* Given task A: Format everything in the entries from the line containing "Patent image size: (1045, 1229)." down to the line containing "The re-order request 218 is at (566, 72)." as a JSON list of strings, one string per line, leaving out blank lines.

Make room for testimony and your church’s mission statement about changing lives will no longer only be something that you print in your bulletin every week; now it will be narratively demonstrated every week in people’s stories. And a mission story is always better than a mission statement. Missional power and humility will expand as people come to subjectively experience what they might have cognitively believed (or not) for years, that their true stories are what God wants. Which is why regular lay testimony is also one of the most evangelical commitments a church can make. In my experience, most unaffiliated folks are not that interested in checking out a worship service to hear an unknown preacher’s sermon, but they’ll show up to hear a friend of theirs tell a story. I’ve baptized a number of adults who came to worship only because of a friend’s testimony and ended up sticking around and rather unexpectedly coming to faith.

HOW TO DO IT

So, how do you start a regular ministry of testimony in your congregation? For some longer reading, check out two wonderful books: Lillian Daniel’s Tell It Like It Is: Reclaiming the Practice of Testimony and Thomas Long’s Testimony: Talking Ourselves Into Being Christian.

But to get you started, here are some basic suggestions:

For church leaders:

  • You can start whenever you want, but some find it helpful to launch a testimony trial run that is framed in a particular season of the program, liturgical, or calendar year. Whenever you start, share in advance with your congregation what testimony is and isn’t and why you’re embarking on such an experiment.
  • Since the first experiences of testimony in a congregation will begin to establish a culture, choose the first 8-10 testimony givers with several things in mind. You’ll want a diverse range of people (age, gender, race, sexuality, etc.), a diverse range of experiences and stories (incorporate the wide spectrum of the human experience so that you don’t privilege one personality or spirituality “type”), and people that you trust to take it seriously.

* Given task B: Extend the passage on congregational testimony, continuing from its final sentence.

* Exercise inputs:
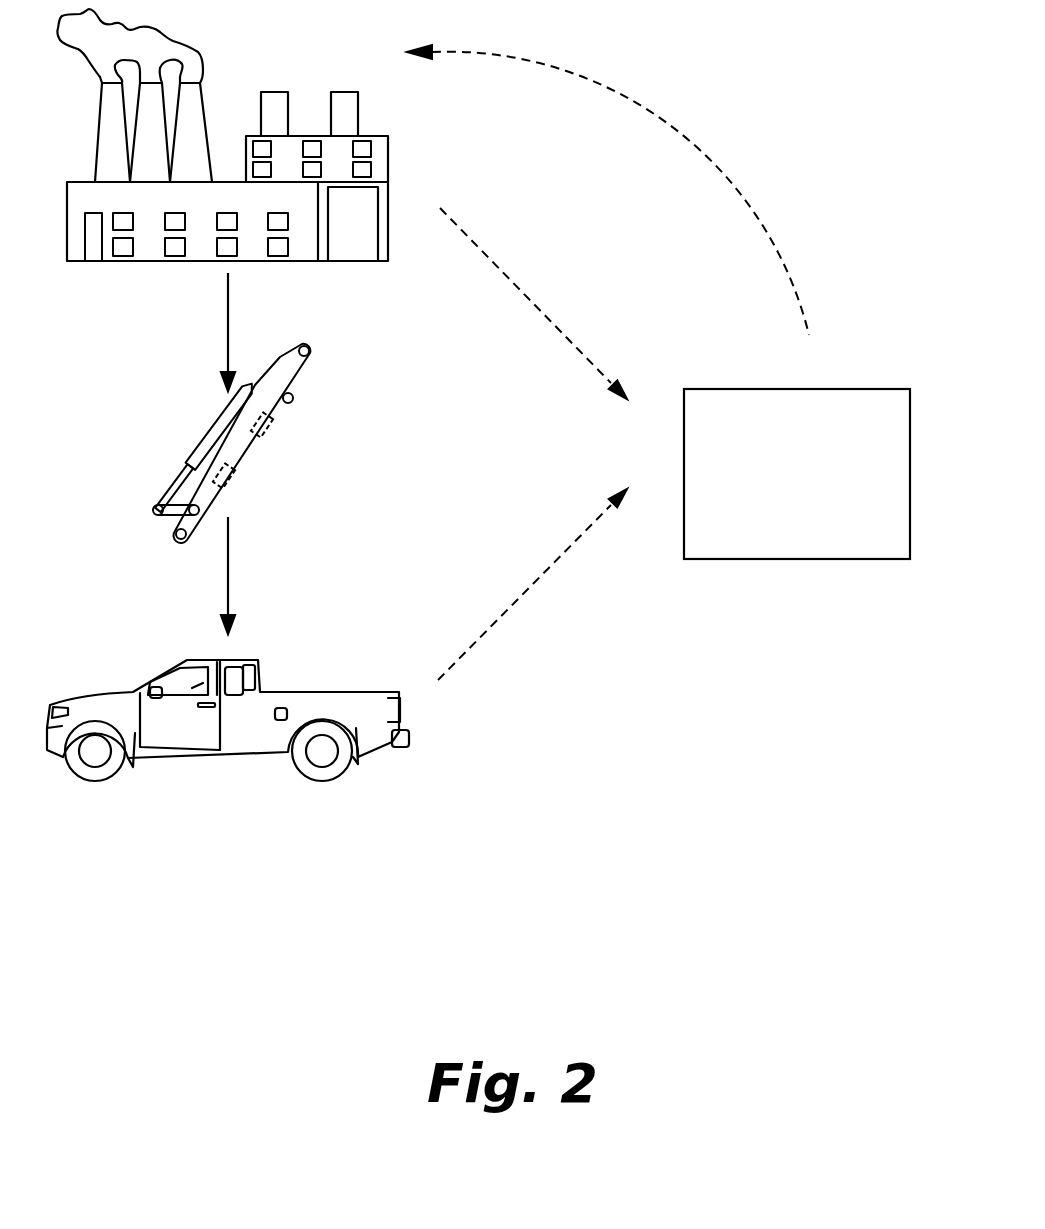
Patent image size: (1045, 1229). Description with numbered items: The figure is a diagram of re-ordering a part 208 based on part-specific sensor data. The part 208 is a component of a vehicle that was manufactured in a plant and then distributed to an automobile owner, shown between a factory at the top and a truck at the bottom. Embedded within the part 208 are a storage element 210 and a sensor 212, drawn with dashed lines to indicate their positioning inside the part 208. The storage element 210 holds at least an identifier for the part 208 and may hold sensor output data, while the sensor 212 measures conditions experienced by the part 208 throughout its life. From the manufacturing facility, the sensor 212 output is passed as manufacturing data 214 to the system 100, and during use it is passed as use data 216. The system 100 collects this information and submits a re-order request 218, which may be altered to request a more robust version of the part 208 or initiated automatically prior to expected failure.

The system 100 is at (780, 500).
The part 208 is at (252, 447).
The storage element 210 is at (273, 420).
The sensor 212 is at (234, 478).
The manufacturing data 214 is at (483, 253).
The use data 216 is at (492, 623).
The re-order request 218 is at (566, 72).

--

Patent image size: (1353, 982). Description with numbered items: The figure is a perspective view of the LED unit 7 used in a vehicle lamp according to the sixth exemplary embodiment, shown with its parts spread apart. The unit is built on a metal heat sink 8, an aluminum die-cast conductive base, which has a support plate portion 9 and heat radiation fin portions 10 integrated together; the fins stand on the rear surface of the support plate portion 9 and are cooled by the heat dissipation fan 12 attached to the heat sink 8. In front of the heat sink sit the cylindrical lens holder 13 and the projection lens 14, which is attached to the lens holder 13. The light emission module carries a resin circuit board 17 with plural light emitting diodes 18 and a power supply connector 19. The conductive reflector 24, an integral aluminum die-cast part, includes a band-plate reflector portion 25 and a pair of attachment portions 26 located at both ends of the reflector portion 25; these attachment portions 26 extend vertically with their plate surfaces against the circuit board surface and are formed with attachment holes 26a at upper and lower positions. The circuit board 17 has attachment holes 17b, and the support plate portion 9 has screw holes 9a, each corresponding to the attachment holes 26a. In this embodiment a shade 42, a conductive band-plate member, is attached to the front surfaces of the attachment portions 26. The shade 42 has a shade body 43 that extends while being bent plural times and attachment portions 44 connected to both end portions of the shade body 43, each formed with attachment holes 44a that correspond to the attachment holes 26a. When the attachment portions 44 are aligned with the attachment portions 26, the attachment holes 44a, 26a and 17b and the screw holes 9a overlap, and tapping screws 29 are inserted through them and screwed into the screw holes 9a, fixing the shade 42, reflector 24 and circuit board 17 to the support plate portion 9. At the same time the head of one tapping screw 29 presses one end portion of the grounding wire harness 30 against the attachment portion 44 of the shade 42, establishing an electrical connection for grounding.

* Written reply A:
[
  "Patent image size: (1045, 1229). Description with numbered items: The figure is a diagram of re-ordering a part 208 based on part-specific sensor data. The part 208 is a component of a vehicle that was manufactured in a plant and then distributed to an automobile owner, shown between a factory at the top and a truck at the bottom. Embedded within the part 208 are a storage element 210 and a sensor 212, drawn with dashed lines to indicate their positioning inside the part 208. The storage element 210 holds at least an identifier for the part 208 and may hold sensor output data, while the sensor 212 measures conditions experienced by the part 208 throughout its life. From the manufacturing facility, the sensor 212 output is passed as manufacturing data 214 to the system 100, and during use it is passed as use data 216. The system 100 collects this information and submits a re-order request 218, which may be altered to request a more robust version of the part 208 or initiated automatically prior to expected failure.",
  "The system 100 is at (780, 500).",
  "The part 208 is at (252, 447).",
  "The storage element 210 is at (273, 420).",
  "The sensor 212 is at (234, 478).",
  "The manufacturing data 214 is at (483, 253).",
  "The use data 216 is at (492, 623).",
  "The re-order request 218 is at (566, 72)."
]

* Written reply B:
  • Reach out to these individuals well in advance, tell them what you’re hoping for, and ask them to pray about it. Give them a list of guidelines (see below) and if they say yes, schedule them for a particular worship service. I like to have testimonies scheduled at least 6 weeks in advance so that testimony givers have time to reflect and prepare.
  • Especially if the practice is new for your congregation, offer to read folks’ first testimony drafts or meet up with them one-to-one to encourage them. When they stand up to share in worship, you want them to feel as confident as possible. As the practice continues and deepens in your congregation, you may decide to add an additional one-to-one meeting afterwards, as the experience of testimony often unlocks callings, purpose, and questions in those who give it.
  • You can place testimony anywhere in the service. I personally think it works best in the first half of worship, perhaps before the Scripture reading, so that people connect it to the other proclamations of the Word.
  • Have someone briefly introduce the testimony each week, sharing in a sentence why your church does it, and inviting the testifier up by name: “Here at ___ Church, we believe that stories change lives. So let’s give Demetrius a round of applause as he comes to share testimony with us today!”
  • Have the testimony giver close the time with prayer, or have someone else pray for the testimony giver.

For those giving testimony:

[The following is from an email I send to people several weeks in advance of their testimony.]

Thanks for being willing to share some of your testimony in worship on [date]!

Plan on your testimony lasting no more than 4-5 minutes. The time goes quickly, and written words take longer to speak than we might imagine, so be sure to prepare in advance and to practice.

We’re trying to help people get connected to each other and so we would like to include your email address in the worship program so that folks who identity with your testimony can be in touch directly. If you would prefer us not to do that, just let us know.

There aren’t a ton of dos and don’ts for testimony, but these suggestions may help as you prepare:

1. Your testimony is your testimony. Don’t feel like it has to be like others you’ve heard in worship. If yours is funny and full of levity, that’s great. If it’s more introspective or chill, that’s great, too. A short reflection, a story, a poem that you’ve written or some other media: share authentically how God is moving/active/present/working in your life and you’ll be just fine.

2. We hope that testimonies will share “new life” experiences – a new perspective, a change of heart, a new belief or practice or question, a new community, etc.

3. Don’t try to cram too much in; pick a point or two and let that be it. Remember: 4-5 minutes goes quickly.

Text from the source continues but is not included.